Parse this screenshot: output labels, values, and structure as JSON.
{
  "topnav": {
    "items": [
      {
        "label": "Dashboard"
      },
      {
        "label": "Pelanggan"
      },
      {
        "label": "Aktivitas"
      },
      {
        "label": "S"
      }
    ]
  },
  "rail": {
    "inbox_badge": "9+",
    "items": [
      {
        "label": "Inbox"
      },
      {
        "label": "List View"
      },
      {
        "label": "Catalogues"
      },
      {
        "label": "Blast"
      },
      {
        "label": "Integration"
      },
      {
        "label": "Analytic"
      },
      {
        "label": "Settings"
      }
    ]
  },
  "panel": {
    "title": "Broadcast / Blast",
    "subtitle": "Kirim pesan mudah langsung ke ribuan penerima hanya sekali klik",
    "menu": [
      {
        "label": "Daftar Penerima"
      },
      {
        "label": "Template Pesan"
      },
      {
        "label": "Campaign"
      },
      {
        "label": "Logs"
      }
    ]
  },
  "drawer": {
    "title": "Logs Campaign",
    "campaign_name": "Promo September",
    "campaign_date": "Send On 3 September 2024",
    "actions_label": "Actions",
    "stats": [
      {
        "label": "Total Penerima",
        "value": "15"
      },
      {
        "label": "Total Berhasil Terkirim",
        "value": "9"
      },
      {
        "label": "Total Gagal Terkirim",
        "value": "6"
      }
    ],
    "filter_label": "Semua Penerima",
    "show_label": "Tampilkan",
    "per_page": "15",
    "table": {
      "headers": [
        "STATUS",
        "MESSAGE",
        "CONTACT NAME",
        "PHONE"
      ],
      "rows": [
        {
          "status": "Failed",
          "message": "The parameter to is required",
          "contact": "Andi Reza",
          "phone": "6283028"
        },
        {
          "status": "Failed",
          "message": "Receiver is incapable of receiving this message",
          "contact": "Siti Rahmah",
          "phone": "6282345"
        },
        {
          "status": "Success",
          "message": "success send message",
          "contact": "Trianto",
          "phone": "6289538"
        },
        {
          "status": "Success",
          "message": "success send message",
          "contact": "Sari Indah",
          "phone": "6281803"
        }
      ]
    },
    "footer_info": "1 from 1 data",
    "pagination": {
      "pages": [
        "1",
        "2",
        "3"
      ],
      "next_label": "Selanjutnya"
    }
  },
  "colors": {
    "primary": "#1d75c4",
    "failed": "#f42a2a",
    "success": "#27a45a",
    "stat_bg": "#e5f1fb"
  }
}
---+---
• **SHORT PROBLEM**:
In the listing above, locate each line with "September" and copy it.

• **RESULT FOR THIS TASK**:
    "campaign_name": "Promo September",
    "campaign_date": "Send On 3 September 2024",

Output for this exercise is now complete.